→ Work required
Return the listing below unchanged, minus its pictures.

→ Materials provided

--------

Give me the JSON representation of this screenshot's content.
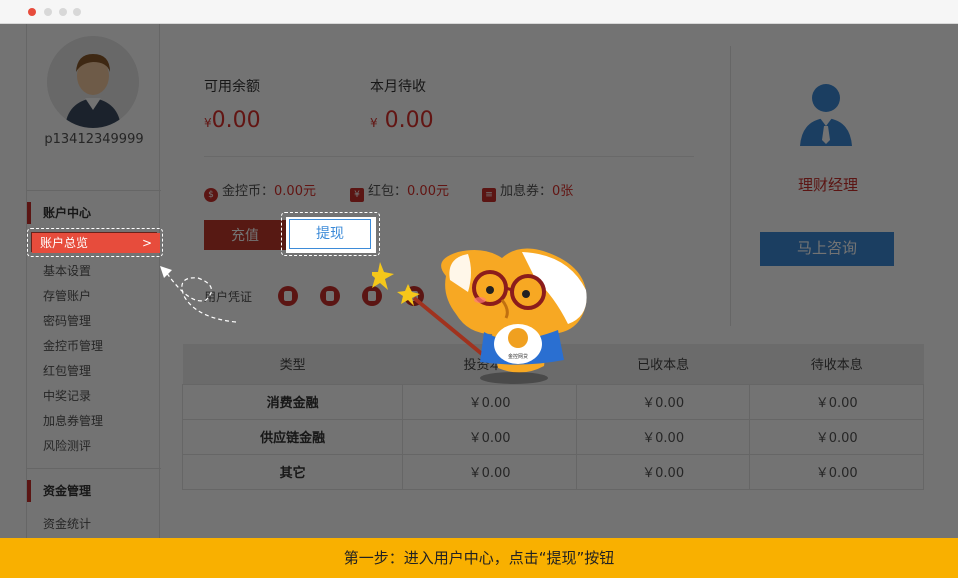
{
  "window": {
    "dots": [
      "#e74c3c",
      "#d8d8d8",
      "#d8d8d8",
      "#d8d8d8"
    ]
  },
  "sidebar": {
    "username": "p13412349999",
    "section1_title": "账户中心",
    "active_item": "账户总览",
    "active_chevron": ">",
    "items1": [
      "基本设置",
      "存管账户",
      "密码管理",
      "金控币管理",
      "红包管理",
      "中奖记录",
      "加息券管理",
      "风险测评"
    ],
    "section2_title": "资金管理",
    "items2": [
      "资金统计"
    ]
  },
  "summary": {
    "available_label": "可用余额",
    "available_currency": "¥",
    "available_value": "0.00",
    "pending_label": "本月待收",
    "pending_currency": "¥",
    "pending_value": "0.00"
  },
  "coupons": {
    "coin_label": "金控币：",
    "coin_value": "0.00元",
    "redpack_label": "红包：",
    "redpack_value": "0.00元",
    "interest_label": "加息券：",
    "interest_value": "0张"
  },
  "buttons": {
    "recharge": "充值",
    "withdraw": "提现"
  },
  "verify": {
    "label": "用户凭证"
  },
  "manager": {
    "title": "理财经理",
    "consult": "马上咨询"
  },
  "table": {
    "headers": [
      "类型",
      "投资本金",
      "已收本息",
      "待收本息"
    ],
    "rows": [
      [
        "消费金融",
        "￥0.00",
        "￥0.00",
        "￥0.00"
      ],
      [
        "供应链金融",
        "￥0.00",
        "￥0.00",
        "￥0.00"
      ],
      [
        "其它",
        "￥0.00",
        "￥0.00",
        "￥0.00"
      ]
    ]
  },
  "mascot": {
    "badge_text": "金控网贷"
  },
  "footer": {
    "text": "第一步：进入用户中心，点击“提现”按钮"
  },
  "colors": {
    "accent_red": "#c9302c",
    "accent_blue": "#3d8bd8",
    "footer_yellow": "#f9b000"
  }
}
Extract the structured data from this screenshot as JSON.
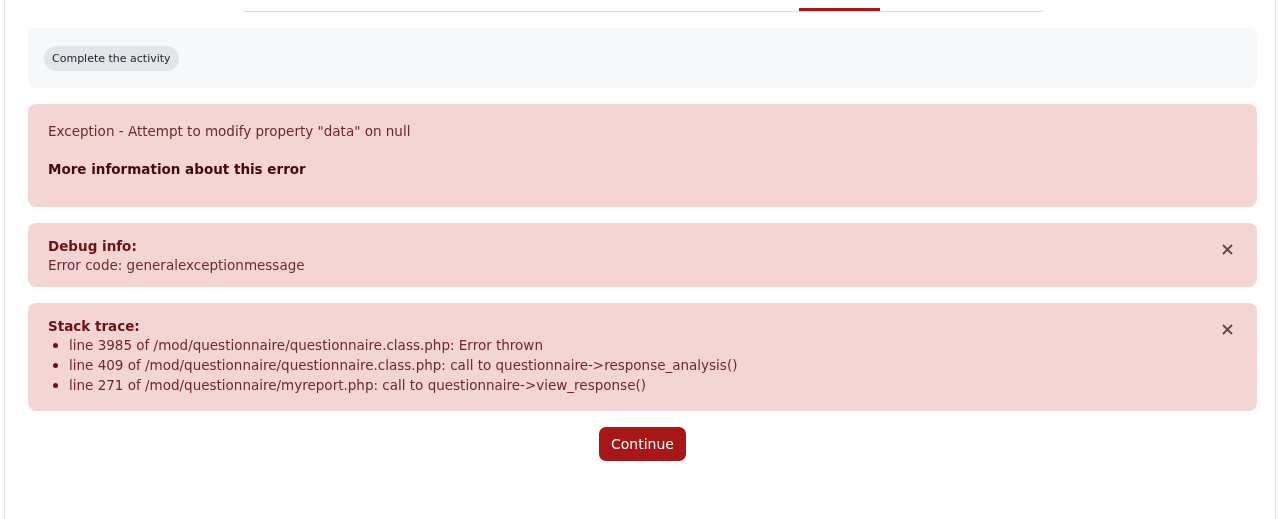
{
  "completion": {
    "badge": "Complete the activity"
  },
  "error": {
    "message": "Exception - Attempt to modify property \"data\" on null",
    "more_info": "More information about this error"
  },
  "debug": {
    "title": "Debug info:",
    "text": "Error code: generalexceptionmessage"
  },
  "stack_trace": {
    "title": "Stack trace:",
    "lines": [
      "line 3985 of /mod/questionnaire/questionnaire.class.php: Error thrown",
      "line 409 of /mod/questionnaire/questionnaire.class.php: call to questionnaire->response_analysis()",
      "line 271 of /mod/questionnaire/myreport.php: call to questionnaire->view_response()"
    ]
  },
  "buttons": [
    "Continue"
  ]
}
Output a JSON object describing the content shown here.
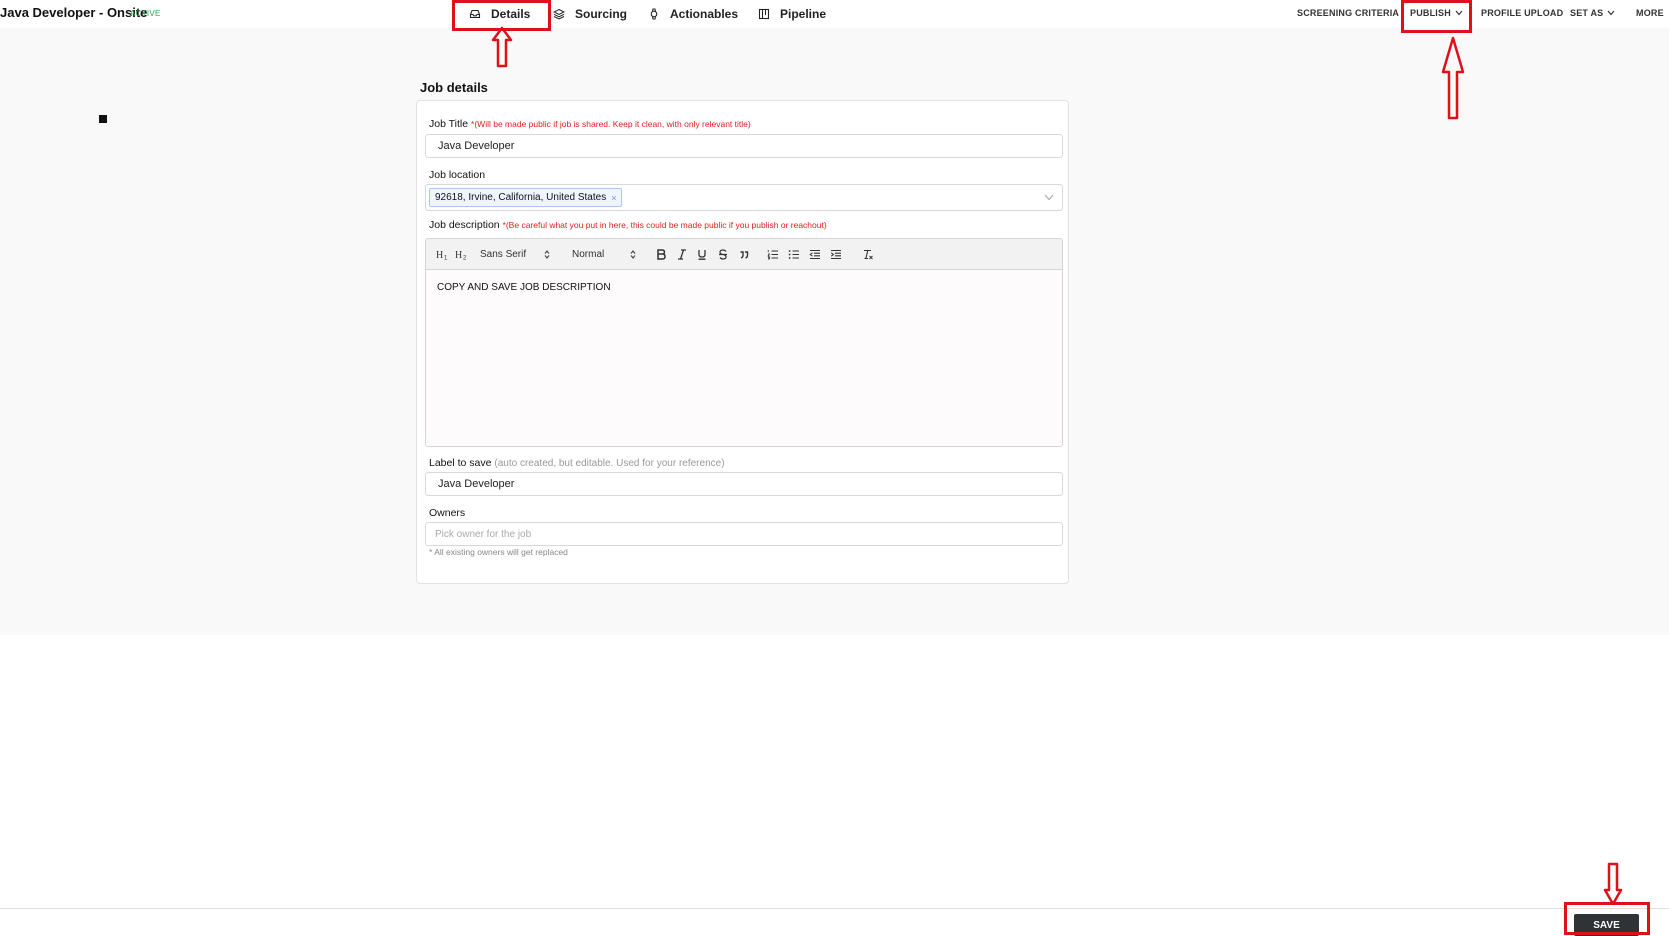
{
  "header": {
    "title": "Java Developer - Onsite",
    "status_badge": "ACTIVE",
    "tabs": [
      {
        "label": "Details",
        "icon": "inbox-icon"
      },
      {
        "label": "Sourcing",
        "icon": "layers-icon"
      },
      {
        "label": "Actionables",
        "icon": "watch-icon"
      },
      {
        "label": "Pipeline",
        "icon": "board-icon"
      }
    ],
    "right_menu": [
      {
        "label": "SCREENING CRITERIA"
      },
      {
        "label": "PUBLISH"
      },
      {
        "label": "PROFILE UPLOAD"
      },
      {
        "label": "SET AS"
      },
      {
        "label": "MORE"
      }
    ]
  },
  "job_details": {
    "section_title": "Job details",
    "job_title": {
      "label": "Job Title",
      "note": "*(Will be made public if job is shared. Keep it clean, with only relevant title)",
      "value": "Java Developer"
    },
    "job_location": {
      "label": "Job location",
      "chip": "92618, Irvine, California, United States",
      "chip_remove": "×"
    },
    "job_description": {
      "label": "Job description",
      "note": "*(Be careful what you put in here, this could be made public if you publish or reachout)",
      "toolbar": {
        "font": "Sans Serif",
        "size": "Normal"
      },
      "content": "COPY AND SAVE JOB DESCRIPTION"
    },
    "label_to_save": {
      "label": "Label to save",
      "hint": "(auto created, but editable. Used for your reference)",
      "value": "Java Developer"
    },
    "owners": {
      "label": "Owners",
      "placeholder": "Pick owner for the job",
      "helper": "* All existing owners will get replaced"
    }
  },
  "footer": {
    "save_label": "SAVE"
  },
  "colors": {
    "required": "#e02020",
    "badge": "#2fa84f",
    "annotation": "#e0101a",
    "save_button": "#2f3337"
  }
}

--------

→ Answer to the task
Give me the JSON representation of this screenshot's content.
{
  "window": {
    "dots": [
      "#e74c3c",
      "#d8d8d8",
      "#d8d8d8",
      "#d8d8d8"
    ]
  },
  "sidebar": {
    "username": "p13412349999",
    "section1_title": "账户中心",
    "active_item": "账户总览",
    "active_chevron": ">",
    "items1": [
      "基本设置",
      "存管账户",
      "密码管理",
      "金控币管理",
      "红包管理",
      "中奖记录",
      "加息券管理",
      "风险测评"
    ],
    "section2_title": "资金管理",
    "items2": [
      "资金统计"
    ]
  },
  "summary": {
    "available_label": "可用余额",
    "available_currency": "¥",
    "available_value": "0.00",
    "pending_label": "本月待收",
    "pending_currency": "¥",
    "pending_value": "0.00"
  },
  "coupons": {
    "coin_label": "金控币：",
    "coin_value": "0.00元",
    "redpack_label": "红包：",
    "redpack_value": "0.00元",
    "interest_label": "加息券：",
    "interest_value": "0张"
  },
  "buttons": {
    "recharge": "充值",
    "withdraw": "提现"
  },
  "verify": {
    "label": "用户凭证"
  },
  "manager": {
    "title": "理财经理",
    "consult": "马上咨询"
  },
  "table": {
    "headers": [
      "类型",
      "投资本金",
      "已收本息",
      "待收本息"
    ],
    "rows": [
      [
        "消费金融",
        "￥0.00",
        "￥0.00",
        "￥0.00"
      ],
      [
        "供应链金融",
        "￥0.00",
        "￥0.00",
        "￥0.00"
      ],
      [
        "其它",
        "￥0.00",
        "￥0.00",
        "￥0.00"
      ]
    ]
  },
  "mascot": {
    "badge_text": "金控网贷"
  },
  "footer": {
    "text": "第一步：进入用户中心，点击“提现”按钮"
  },
  "colors": {
    "accent_red": "#c9302c",
    "accent_blue": "#3d8bd8",
    "footer_yellow": "#f9b000"
  }
}
Extract the structured data from this screenshot as JSON.
{
  "completion": {
    "badge": "Complete the activity"
  },
  "error": {
    "message": "Exception - Attempt to modify property \"data\" on null",
    "more_info": "More information about this error"
  },
  "debug": {
    "title": "Debug info:",
    "text": "Error code: generalexceptionmessage"
  },
  "stack_trace": {
    "title": "Stack trace:",
    "lines": [
      "line 3985 of /mod/questionnaire/questionnaire.class.php: Error thrown",
      "line 409 of /mod/questionnaire/questionnaire.class.php: call to questionnaire->response_analysis()",
      "line 271 of /mod/questionnaire/myreport.php: call to questionnaire->view_response()"
    ]
  },
  "buttons": [
    "Continue"
  ]
}
Output a JSON object describing the content shown here.
{
  "header": {
    "title": "Java Developer - Onsite",
    "status_badge": "ACTIVE",
    "tabs": [
      {
        "label": "Details",
        "icon": "inbox-icon"
      },
      {
        "label": "Sourcing",
        "icon": "layers-icon"
      },
      {
        "label": "Actionables",
        "icon": "watch-icon"
      },
      {
        "label": "Pipeline",
        "icon": "board-icon"
      }
    ],
    "right_menu": [
      {
        "label": "SCREENING CRITERIA"
      },
      {
        "label": "PUBLISH"
      },
      {
        "label": "PROFILE UPLOAD"
      },
      {
        "label": "SET AS"
      },
      {
        "label": "MORE"
      }
    ]
  },
  "job_details": {
    "section_title": "Job details",
    "job_title": {
      "label": "Job Title",
      "note": "*(Will be made public if job is shared. Keep it clean, with only relevant title)",
      "value": "Java Developer"
    },
    "job_location": {
      "label": "Job location",
      "chip": "92618, Irvine, California, United States",
      "chip_remove": "×"
    },
    "job_description": {
      "label": "Job description",
      "note": "*(Be careful what you put in here, this could be made public if you publish or reachout)",
      "toolbar": {
        "font": "Sans Serif",
        "size": "Normal"
      },
      "content": "COPY AND SAVE JOB DESCRIPTION"
    },
    "label_to_save": {
      "label": "Label to save",
      "hint": "(auto created, but editable. Used for your reference)",
      "value": "Java Developer"
    },
    "owners": {
      "label": "Owners",
      "placeholder": "Pick owner for the job",
      "helper": "* All existing owners will get replaced"
    }
  },
  "footer": {
    "save_label": "SAVE"
  },
  "colors": {
    "required": "#e02020",
    "badge": "#2fa84f",
    "annotation": "#e0101a",
    "save_button": "#2f3337"
  }
}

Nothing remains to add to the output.